[Rows from a dataset]
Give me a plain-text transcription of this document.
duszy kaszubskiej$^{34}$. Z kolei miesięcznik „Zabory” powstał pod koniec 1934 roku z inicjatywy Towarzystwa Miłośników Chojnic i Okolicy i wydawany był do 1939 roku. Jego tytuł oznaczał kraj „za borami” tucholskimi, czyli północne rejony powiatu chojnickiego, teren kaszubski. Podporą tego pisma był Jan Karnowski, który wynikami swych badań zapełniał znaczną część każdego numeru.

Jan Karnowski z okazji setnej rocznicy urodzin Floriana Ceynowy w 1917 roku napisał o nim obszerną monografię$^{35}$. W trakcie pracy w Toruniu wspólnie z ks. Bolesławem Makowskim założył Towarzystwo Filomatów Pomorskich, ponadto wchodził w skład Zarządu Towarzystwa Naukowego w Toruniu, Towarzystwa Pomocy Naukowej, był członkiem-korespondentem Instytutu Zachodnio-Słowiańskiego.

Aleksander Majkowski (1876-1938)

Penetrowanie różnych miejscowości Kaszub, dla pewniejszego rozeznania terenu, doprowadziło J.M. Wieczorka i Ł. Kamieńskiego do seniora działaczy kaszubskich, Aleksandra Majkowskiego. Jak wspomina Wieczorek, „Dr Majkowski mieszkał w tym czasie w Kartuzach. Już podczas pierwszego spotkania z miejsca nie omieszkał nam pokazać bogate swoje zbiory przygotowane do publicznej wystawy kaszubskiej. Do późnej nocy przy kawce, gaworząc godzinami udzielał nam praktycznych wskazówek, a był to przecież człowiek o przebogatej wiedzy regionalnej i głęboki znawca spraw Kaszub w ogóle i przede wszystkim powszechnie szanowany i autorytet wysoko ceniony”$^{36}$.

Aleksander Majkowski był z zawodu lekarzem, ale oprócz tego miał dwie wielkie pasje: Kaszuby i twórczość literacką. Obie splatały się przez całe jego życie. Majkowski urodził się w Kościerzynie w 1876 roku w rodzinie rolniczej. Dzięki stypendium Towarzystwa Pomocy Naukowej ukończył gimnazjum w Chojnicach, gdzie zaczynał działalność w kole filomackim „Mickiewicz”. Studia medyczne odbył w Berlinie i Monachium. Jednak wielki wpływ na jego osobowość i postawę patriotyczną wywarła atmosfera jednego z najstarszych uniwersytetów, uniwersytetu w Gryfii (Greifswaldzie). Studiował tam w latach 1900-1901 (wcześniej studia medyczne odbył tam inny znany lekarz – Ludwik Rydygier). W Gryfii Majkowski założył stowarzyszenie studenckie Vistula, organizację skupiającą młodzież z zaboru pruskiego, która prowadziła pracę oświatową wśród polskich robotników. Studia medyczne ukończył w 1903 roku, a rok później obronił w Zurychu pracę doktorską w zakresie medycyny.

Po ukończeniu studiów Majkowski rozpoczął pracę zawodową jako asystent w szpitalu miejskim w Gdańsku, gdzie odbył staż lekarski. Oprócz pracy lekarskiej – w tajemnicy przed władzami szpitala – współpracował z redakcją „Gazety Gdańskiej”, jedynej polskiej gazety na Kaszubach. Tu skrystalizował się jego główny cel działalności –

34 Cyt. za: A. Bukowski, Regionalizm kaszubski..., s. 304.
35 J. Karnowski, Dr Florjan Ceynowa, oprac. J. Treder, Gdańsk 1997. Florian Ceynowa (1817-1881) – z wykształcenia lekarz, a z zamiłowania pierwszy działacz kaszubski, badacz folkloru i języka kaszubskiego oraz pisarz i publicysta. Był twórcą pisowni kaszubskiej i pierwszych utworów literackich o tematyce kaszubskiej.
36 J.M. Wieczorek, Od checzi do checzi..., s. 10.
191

TASK OBJECTIVE: Quote the material exactly, leaving nothing out.

FINISHED TASK:
Give me a plain-text transcription of this document.
duszy kaszubskiej$^{34}$. Z kolei miesięcznik „Zabory” powstał pod koniec 1934 roku z inicjatywy Towarzystwa Miłośników Chojnic i Okolicy i wydawany był do 1939 roku. Jego tytuł oznaczał kraj „za borami” tucholskimi, czyli północne rejony powiatu chojnickiego, teren kaszubski. Podporą tego pisma był Jan Karnowski, który wynikami swych badań zapełniał znaczną część każdego numeru.

Jan Karnowski z okazji setnej rocznicy urodzin Floriana Ceynowy w 1917 roku napisał o nim obszerną monografię$^{35}$. W trakcie pracy w Toruniu wspólnie z ks. Bolesławem Makowskim założył Towarzystwo Filomatów Pomorskich, ponadto wchodził w skład Zarządu Towarzystwa Naukowego w Toruniu, Towarzystwa Pomocy Naukowej, był członkiem-korespondentem Instytutu Zachodnio-Słowiańskiego.

Aleksander Majkowski (1876-1938)

Penetrowanie różnych miejscowości Kaszub, dla pewniejszego rozeznania terenu, doprowadziło J.M. Wieczorka i Ł. Kamieńskiego do seniora działaczy kaszubskich, Aleksandra Majkowskiego. Jak wspomina Wieczorek, „Dr Majkowski mieszkał w tym czasie w Kartuzach. Już podczas pierwszego spotkania z miejsca nie omieszkał nam pokazać bogate swoje zbiory przygotowane do publicznej wystawy kaszubskiej. Do późnej nocy przy kawce, gaworząc godzinami udzielał nam praktycznych wskazówek, a był to przecież człowiek o przebogatej wiedzy regionalnej i głęboki znawca spraw Kaszub w ogóle i przede wszystkim powszechnie szanowany i autorytet wysoko ceniony”$^{36}$.

Aleksander Majkowski był z zawodu lekarzem, ale oprócz tego miał dwie wielkie pasje: Kaszuby i twórczość literacką. Obie splatały się przez całe jego życie. Majkowski urodził się w Kościerzynie w 1876 roku w rodzinie rolniczej. Dzięki stypendium Towarzystwa Pomocy Naukowej ukończył gimnazjum w Chojnicach, gdzie zaczynał działalność w kole filomackim „Mickiewicz”. Studia medyczne odbył w Berlinie i Monachium. Jednak wielki wpływ na jego osobowość i postawę patriotyczną wywarła atmosfera jednego z najstarszych uniwersytetów, uniwersytetu w Gryfii (Greifswaldzie). Studiował tam w latach 1900-1901 (wcześniej studia medyczne odbył tam inny znany lekarz – Ludwik Rydygier). W Gryfii Majkowski założył stowarzyszenie studenckie Vistula, organizację skupiającą młodzież z zaboru pruskiego, która prowadziła pracę oświatową wśród polskich robotników. Studia medyczne ukończył w 1903 roku, a rok później obronił w Zurychu pracę doktorską w zakresie medycyny.

Po ukończeniu studiów Majkowski rozpoczął pracę zawodową jako asystent w szpitalu miejskim w Gdańsku, gdzie odbył staż lekarski. Oprócz pracy lekarskiej – w tajemnicy przed władzami szpitala – współpracował z redakcją „Gazety Gdańskiej”, jedynej polskiej gazety na Kaszubach. Tu skrystalizował się jego główny cel działalności –

34 Cyt. za: A. Bukowski, Regionalizm kaszubski..., s. 304.
35 J. Karnowski, Dr Florjan Ceynowa, oprac. J. Treder, Gdańsk 1997. Florian Ceynowa (1817-1881) – z wykształcenia lekarz, a z zamiłowania pierwszy działacz kaszubski, badacz folkloru i języka kaszubskiego oraz pisarz i publicysta. Był twórcą pisowni kaszubskiej i pierwszych utworów literackich o tematyce kaszubskiej.
36 J.M. Wieczorek, Od checzi do checzi..., s. 10.
191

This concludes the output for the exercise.